* _Goal_
Below are entries to be transcribed exactly; exclude the pictures from the copy.
====== Data excerpts
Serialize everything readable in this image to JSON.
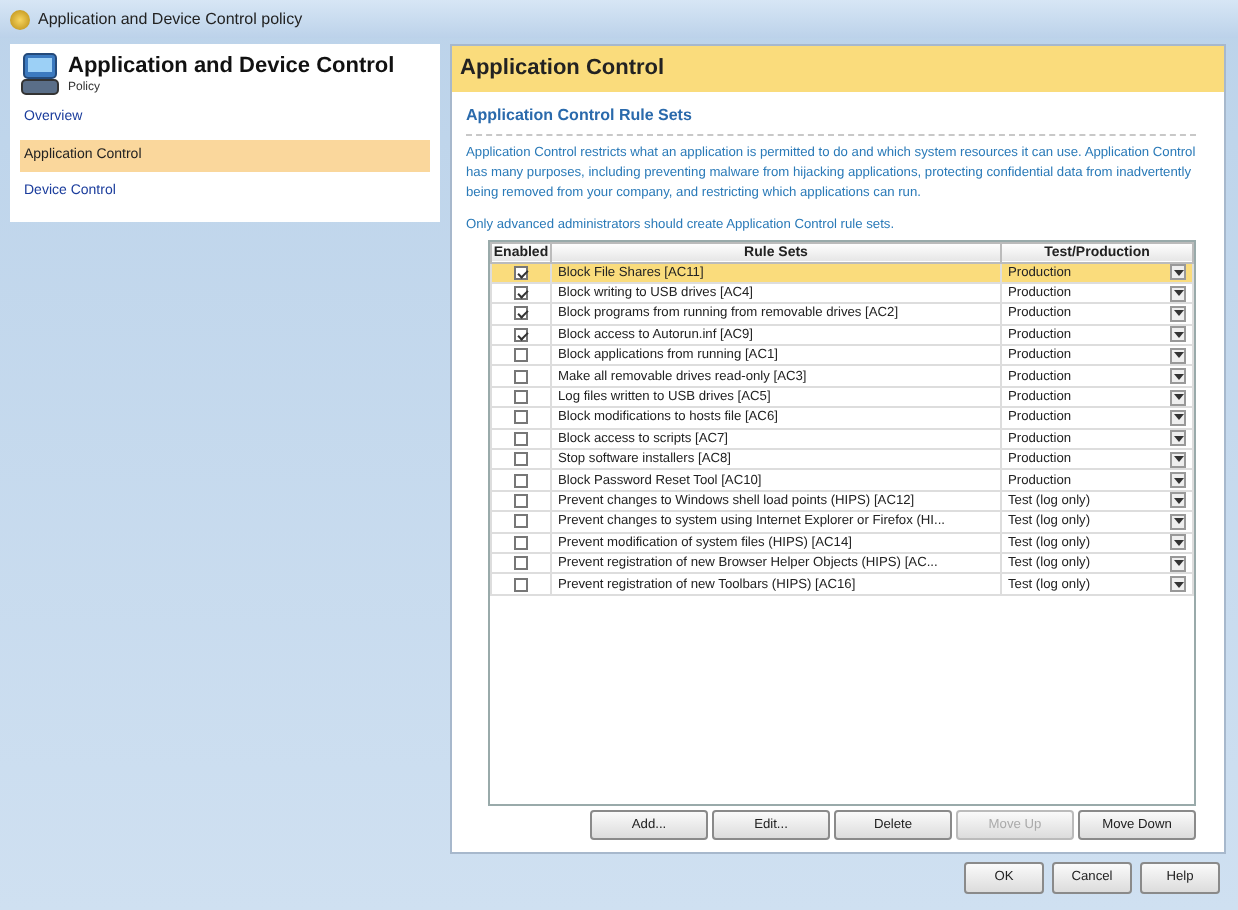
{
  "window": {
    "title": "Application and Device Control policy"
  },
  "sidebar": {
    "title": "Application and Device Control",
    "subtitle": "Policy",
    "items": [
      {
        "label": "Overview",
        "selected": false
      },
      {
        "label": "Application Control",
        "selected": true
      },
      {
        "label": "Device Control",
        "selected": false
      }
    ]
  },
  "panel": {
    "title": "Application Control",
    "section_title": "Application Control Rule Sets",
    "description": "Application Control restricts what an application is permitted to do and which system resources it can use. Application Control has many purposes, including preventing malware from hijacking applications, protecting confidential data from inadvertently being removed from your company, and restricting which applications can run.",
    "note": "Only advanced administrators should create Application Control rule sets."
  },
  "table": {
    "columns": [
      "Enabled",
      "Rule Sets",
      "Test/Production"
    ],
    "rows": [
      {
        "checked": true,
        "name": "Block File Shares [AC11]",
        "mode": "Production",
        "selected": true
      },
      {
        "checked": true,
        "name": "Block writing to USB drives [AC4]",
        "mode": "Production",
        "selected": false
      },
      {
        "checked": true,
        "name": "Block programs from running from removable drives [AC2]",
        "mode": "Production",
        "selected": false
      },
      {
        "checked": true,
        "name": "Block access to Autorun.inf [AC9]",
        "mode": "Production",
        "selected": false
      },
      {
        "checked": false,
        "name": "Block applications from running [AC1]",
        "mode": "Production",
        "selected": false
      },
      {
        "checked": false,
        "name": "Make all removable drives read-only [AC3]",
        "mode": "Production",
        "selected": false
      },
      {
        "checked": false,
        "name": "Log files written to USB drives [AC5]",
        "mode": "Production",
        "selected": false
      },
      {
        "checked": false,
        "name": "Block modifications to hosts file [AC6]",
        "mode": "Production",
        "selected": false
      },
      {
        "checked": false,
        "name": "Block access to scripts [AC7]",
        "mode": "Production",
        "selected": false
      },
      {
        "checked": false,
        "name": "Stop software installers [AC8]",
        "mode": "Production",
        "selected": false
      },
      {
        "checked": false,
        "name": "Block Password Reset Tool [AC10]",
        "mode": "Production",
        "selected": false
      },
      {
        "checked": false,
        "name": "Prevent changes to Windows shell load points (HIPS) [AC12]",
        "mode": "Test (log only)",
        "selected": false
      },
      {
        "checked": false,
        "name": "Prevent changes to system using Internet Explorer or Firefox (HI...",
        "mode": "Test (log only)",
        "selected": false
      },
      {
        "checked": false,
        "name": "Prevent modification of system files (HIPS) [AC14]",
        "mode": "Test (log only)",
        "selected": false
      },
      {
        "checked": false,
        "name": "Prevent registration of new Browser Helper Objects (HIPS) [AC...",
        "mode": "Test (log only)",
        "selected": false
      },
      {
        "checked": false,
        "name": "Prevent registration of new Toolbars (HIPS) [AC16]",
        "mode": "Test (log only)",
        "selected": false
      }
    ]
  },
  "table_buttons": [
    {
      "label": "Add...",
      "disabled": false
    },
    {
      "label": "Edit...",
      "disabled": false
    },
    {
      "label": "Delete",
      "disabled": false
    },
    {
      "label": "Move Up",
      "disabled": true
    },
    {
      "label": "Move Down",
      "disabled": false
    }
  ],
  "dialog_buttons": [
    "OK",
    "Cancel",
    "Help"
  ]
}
============
* _The output_
Serialize everything readable in this image to JSON.
{
  "window": {
    "title": "Application and Device Control policy"
  },
  "sidebar": {
    "title": "Application and Device Control",
    "subtitle": "Policy",
    "items": [
      {
        "label": "Overview",
        "selected": false
      },
      {
        "label": "Application Control",
        "selected": true
      },
      {
        "label": "Device Control",
        "selected": false
      }
    ]
  },
  "panel": {
    "title": "Application Control",
    "section_title": "Application Control Rule Sets",
    "description": "Application Control restricts what an application is permitted to do and which system resources it can use. Application Control has many purposes, including preventing malware from hijacking applications, protecting confidential data from inadvertently being removed from your company, and restricting which applications can run.",
    "note": "Only advanced administrators should create Application Control rule sets."
  },
  "table": {
    "columns": [
      "Enabled",
      "Rule Sets",
      "Test/Production"
    ],
    "rows": [
      {
        "checked": true,
        "name": "Block File Shares [AC11]",
        "mode": "Production",
        "selected": true
      },
      {
        "checked": true,
        "name": "Block writing to USB drives [AC4]",
        "mode": "Production",
        "selected": false
      },
      {
        "checked": true,
        "name": "Block programs from running from removable drives [AC2]",
        "mode": "Production",
        "selected": false
      },
      {
        "checked": true,
        "name": "Block access to Autorun.inf [AC9]",
        "mode": "Production",
        "selected": false
      },
      {
        "checked": false,
        "name": "Block applications from running [AC1]",
        "mode": "Production",
        "selected": false
      },
      {
        "checked": false,
        "name": "Make all removable drives read-only [AC3]",
        "mode": "Production",
        "selected": false
      },
      {
        "checked": false,
        "name": "Log files written to USB drives [AC5]",
        "mode": "Production",
        "selected": false
      },
      {
        "checked": false,
        "name": "Block modifications to hosts file [AC6]",
        "mode": "Production",
        "selected": false
      },
      {
        "checked": false,
        "name": "Block access to scripts [AC7]",
        "mode": "Production",
        "selected": false
      },
      {
        "checked": false,
        "name": "Stop software installers [AC8]",
        "mode": "Production",
        "selected": false
      },
      {
        "checked": false,
        "name": "Block Password Reset Tool [AC10]",
        "mode": "Production",
        "selected": false
      },
      {
        "checked": false,
        "name": "Prevent changes to Windows shell load points (HIPS) [AC12]",
        "mode": "Test (log only)",
        "selected": false
      },
      {
        "checked": false,
        "name": "Prevent changes to system using Internet Explorer or Firefox (HI...",
        "mode": "Test (log only)",
        "selected": false
      },
      {
        "checked": false,
        "name": "Prevent modification of system files (HIPS) [AC14]",
        "mode": "Test (log only)",
        "selected": false
      },
      {
        "checked": false,
        "name": "Prevent registration of new Browser Helper Objects (HIPS) [AC...",
        "mode": "Test (log only)",
        "selected": false
      },
      {
        "checked": false,
        "name": "Prevent registration of new Toolbars (HIPS) [AC16]",
        "mode": "Test (log only)",
        "selected": false
      }
    ]
  },
  "table_buttons": [
    {
      "label": "Add...",
      "disabled": false
    },
    {
      "label": "Edit...",
      "disabled": false
    },
    {
      "label": "Delete",
      "disabled": false
    },
    {
      "label": "Move Up",
      "disabled": true
    },
    {
      "label": "Move Down",
      "disabled": false
    }
  ],
  "dialog_buttons": [
    "OK",
    "Cancel",
    "Help"
  ]
}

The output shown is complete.